Dataset listings of figures

========================================

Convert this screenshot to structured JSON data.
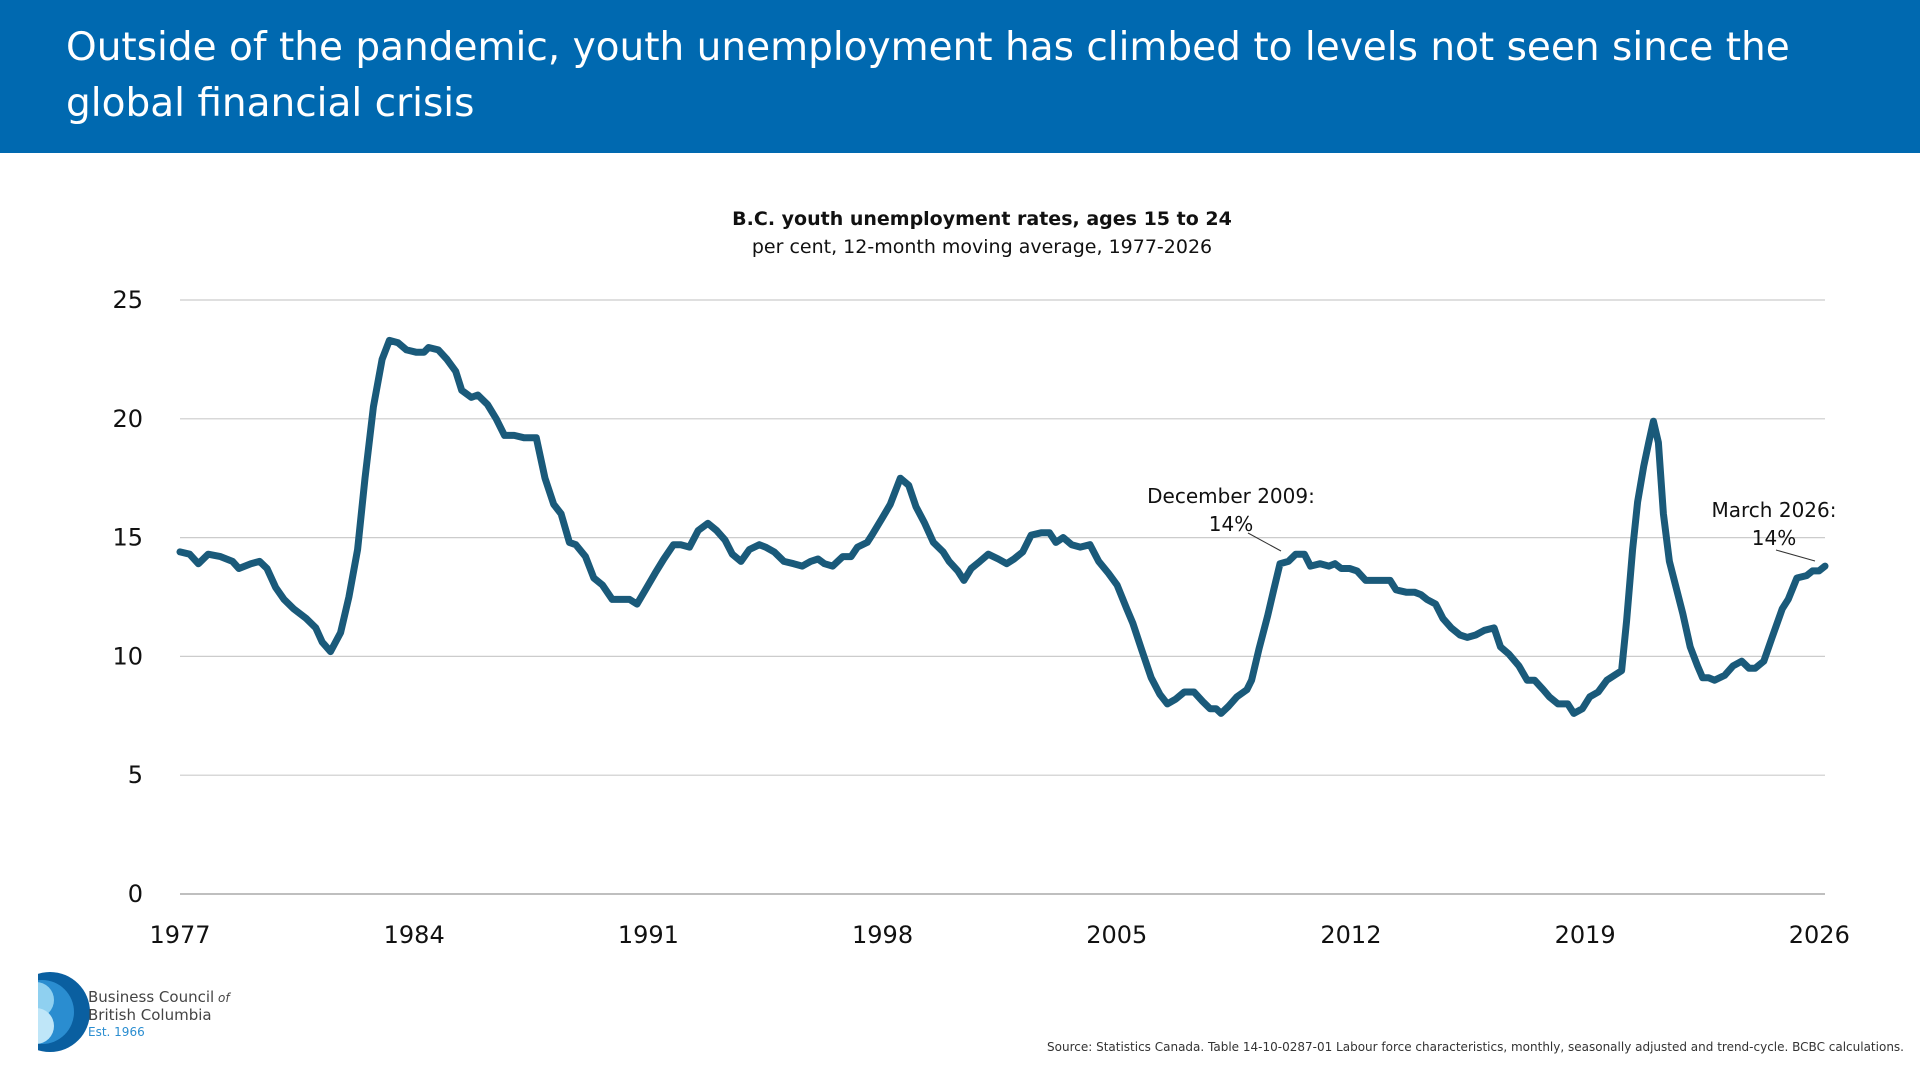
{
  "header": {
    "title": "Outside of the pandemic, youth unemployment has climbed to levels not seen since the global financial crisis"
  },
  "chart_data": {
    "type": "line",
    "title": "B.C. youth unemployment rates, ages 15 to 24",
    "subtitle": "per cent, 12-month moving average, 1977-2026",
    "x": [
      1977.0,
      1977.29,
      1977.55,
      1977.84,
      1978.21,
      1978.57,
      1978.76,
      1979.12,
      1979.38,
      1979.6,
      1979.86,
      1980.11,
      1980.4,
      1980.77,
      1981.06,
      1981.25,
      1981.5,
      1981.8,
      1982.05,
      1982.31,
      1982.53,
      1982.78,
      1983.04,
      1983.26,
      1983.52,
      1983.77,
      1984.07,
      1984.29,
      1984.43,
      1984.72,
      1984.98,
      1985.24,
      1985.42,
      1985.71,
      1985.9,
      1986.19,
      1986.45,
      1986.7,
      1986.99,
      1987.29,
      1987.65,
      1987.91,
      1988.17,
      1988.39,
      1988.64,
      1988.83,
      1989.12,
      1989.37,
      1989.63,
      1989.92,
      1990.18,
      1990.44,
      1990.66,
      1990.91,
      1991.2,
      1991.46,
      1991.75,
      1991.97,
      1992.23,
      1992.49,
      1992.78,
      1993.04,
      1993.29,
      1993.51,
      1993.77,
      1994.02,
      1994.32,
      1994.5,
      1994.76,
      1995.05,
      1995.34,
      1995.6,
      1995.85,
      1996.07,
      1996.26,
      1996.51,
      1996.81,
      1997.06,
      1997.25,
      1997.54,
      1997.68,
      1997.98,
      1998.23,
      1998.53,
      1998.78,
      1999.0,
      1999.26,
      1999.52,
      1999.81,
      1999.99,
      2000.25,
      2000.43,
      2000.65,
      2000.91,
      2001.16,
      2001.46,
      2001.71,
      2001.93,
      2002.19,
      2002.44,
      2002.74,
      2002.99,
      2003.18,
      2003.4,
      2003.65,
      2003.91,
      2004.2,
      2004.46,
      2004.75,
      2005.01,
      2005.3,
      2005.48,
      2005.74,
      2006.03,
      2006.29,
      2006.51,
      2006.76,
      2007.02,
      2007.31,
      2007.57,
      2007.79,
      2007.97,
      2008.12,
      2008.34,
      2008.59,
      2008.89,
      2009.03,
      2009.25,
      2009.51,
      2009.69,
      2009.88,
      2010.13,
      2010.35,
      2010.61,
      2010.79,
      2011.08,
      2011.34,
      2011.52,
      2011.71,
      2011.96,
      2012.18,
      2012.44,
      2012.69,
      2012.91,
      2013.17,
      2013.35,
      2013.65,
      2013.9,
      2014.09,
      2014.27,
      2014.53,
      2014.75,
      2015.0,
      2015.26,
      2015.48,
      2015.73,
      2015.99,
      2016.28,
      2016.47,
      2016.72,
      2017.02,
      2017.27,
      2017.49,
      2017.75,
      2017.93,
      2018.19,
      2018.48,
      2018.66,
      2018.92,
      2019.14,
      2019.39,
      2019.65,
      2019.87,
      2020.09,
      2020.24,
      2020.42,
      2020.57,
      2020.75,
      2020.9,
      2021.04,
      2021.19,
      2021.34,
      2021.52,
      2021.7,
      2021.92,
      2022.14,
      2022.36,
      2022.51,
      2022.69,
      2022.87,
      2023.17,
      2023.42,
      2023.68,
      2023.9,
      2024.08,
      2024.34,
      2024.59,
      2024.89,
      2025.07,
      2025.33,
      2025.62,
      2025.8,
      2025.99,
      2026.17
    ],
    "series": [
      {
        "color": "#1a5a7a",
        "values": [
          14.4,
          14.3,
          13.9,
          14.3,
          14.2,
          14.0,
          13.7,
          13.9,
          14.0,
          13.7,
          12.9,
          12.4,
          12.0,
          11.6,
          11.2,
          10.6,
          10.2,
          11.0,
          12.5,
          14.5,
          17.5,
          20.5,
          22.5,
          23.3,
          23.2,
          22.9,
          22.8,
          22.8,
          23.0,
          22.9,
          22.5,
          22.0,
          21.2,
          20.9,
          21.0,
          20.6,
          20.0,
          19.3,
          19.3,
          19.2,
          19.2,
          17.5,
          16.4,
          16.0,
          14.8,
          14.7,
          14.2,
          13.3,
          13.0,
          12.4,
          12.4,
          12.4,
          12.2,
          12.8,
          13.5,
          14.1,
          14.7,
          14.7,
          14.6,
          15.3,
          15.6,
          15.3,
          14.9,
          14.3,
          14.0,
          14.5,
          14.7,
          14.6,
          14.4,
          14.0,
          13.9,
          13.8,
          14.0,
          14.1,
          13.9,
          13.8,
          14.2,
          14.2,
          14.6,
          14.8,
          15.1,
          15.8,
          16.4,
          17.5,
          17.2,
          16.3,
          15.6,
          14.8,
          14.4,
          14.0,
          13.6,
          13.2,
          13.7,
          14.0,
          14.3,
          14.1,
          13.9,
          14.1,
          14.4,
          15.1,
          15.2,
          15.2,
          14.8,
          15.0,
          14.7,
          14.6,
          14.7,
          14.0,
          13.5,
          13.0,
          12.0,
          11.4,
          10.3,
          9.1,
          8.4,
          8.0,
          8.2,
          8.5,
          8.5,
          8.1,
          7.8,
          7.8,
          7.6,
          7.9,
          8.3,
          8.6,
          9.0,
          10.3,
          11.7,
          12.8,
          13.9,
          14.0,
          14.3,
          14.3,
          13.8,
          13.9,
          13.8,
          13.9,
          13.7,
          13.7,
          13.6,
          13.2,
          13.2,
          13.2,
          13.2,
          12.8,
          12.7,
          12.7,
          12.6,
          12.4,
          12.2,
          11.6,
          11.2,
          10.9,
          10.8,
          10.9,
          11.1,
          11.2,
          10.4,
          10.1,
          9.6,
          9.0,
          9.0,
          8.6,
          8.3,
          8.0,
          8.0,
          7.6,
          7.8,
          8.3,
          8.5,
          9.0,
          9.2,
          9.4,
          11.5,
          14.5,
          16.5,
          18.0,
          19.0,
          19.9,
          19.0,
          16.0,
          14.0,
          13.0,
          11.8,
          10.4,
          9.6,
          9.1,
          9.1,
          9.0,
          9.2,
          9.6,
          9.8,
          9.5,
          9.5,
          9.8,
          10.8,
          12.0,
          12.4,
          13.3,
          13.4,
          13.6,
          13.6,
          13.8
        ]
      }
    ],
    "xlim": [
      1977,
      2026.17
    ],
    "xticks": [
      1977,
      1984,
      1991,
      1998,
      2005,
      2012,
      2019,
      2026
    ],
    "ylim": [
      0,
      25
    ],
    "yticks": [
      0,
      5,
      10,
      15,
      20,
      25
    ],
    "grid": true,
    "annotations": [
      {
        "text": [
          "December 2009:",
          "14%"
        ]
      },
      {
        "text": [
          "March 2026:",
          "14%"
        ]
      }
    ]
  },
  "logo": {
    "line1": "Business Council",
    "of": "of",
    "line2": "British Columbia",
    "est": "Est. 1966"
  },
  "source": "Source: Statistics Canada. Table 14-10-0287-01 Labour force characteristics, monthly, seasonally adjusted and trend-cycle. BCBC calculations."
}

========================================

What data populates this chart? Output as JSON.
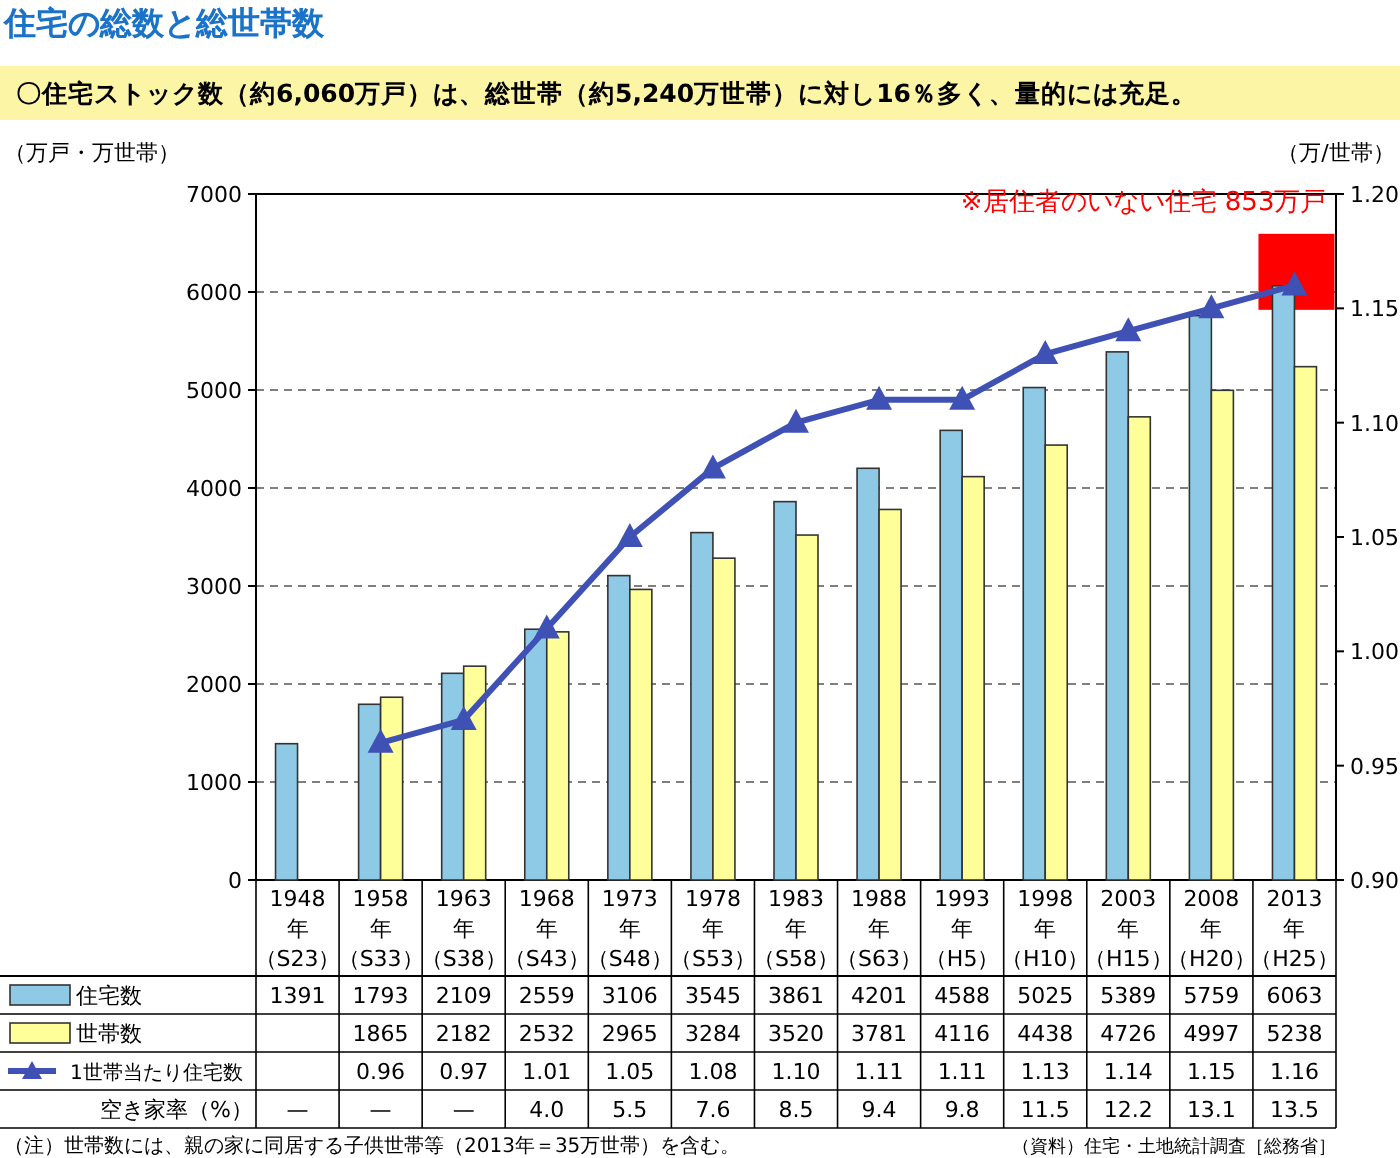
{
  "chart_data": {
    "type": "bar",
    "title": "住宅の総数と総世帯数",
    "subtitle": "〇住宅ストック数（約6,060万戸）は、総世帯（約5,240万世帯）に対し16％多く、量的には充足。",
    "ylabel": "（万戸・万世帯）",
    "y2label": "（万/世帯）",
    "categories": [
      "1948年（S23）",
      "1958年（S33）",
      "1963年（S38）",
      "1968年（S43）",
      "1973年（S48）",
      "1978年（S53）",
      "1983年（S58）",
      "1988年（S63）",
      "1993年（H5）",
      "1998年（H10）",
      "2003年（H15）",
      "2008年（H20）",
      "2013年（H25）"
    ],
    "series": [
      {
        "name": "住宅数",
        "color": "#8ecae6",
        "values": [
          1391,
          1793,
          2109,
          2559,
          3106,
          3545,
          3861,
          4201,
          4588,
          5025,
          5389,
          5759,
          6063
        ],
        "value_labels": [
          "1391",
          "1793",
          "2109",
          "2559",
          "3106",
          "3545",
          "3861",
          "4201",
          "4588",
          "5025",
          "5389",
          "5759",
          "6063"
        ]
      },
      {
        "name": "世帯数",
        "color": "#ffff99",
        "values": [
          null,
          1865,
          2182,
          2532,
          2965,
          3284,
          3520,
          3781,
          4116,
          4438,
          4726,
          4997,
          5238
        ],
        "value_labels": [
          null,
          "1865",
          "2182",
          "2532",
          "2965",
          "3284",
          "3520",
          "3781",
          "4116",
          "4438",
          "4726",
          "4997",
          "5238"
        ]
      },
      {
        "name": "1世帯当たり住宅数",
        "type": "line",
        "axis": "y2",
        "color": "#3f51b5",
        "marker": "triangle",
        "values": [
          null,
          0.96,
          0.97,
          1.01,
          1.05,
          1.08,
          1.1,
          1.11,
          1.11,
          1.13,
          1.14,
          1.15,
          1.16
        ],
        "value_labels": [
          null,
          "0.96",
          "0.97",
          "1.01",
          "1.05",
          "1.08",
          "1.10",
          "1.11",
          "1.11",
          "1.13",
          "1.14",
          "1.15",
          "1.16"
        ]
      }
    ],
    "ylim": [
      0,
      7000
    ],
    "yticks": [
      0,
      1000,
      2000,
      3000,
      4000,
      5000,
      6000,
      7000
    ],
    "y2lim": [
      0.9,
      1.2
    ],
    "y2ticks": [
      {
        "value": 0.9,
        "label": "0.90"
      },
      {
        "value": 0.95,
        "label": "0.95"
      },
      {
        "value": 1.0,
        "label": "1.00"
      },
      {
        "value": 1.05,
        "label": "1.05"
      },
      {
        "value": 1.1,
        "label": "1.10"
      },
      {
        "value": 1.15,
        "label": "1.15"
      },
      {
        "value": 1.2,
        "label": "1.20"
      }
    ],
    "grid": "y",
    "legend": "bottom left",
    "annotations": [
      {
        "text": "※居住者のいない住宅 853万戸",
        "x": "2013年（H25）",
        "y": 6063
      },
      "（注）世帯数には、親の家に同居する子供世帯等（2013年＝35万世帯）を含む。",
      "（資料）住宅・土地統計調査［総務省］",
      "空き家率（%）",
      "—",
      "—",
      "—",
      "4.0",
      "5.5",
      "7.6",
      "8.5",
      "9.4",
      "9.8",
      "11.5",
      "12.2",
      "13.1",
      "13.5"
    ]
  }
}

========================================

== Directions ==
Wherever a line in the data above holds "youth", copy that line.

== Response to this task ==
    "title": "Outside of the pandemic, youth unemployment has climbed to levels not seen since the global financial crisis"
    "title": "B.C. youth unemployment rates, ages 15 to 24",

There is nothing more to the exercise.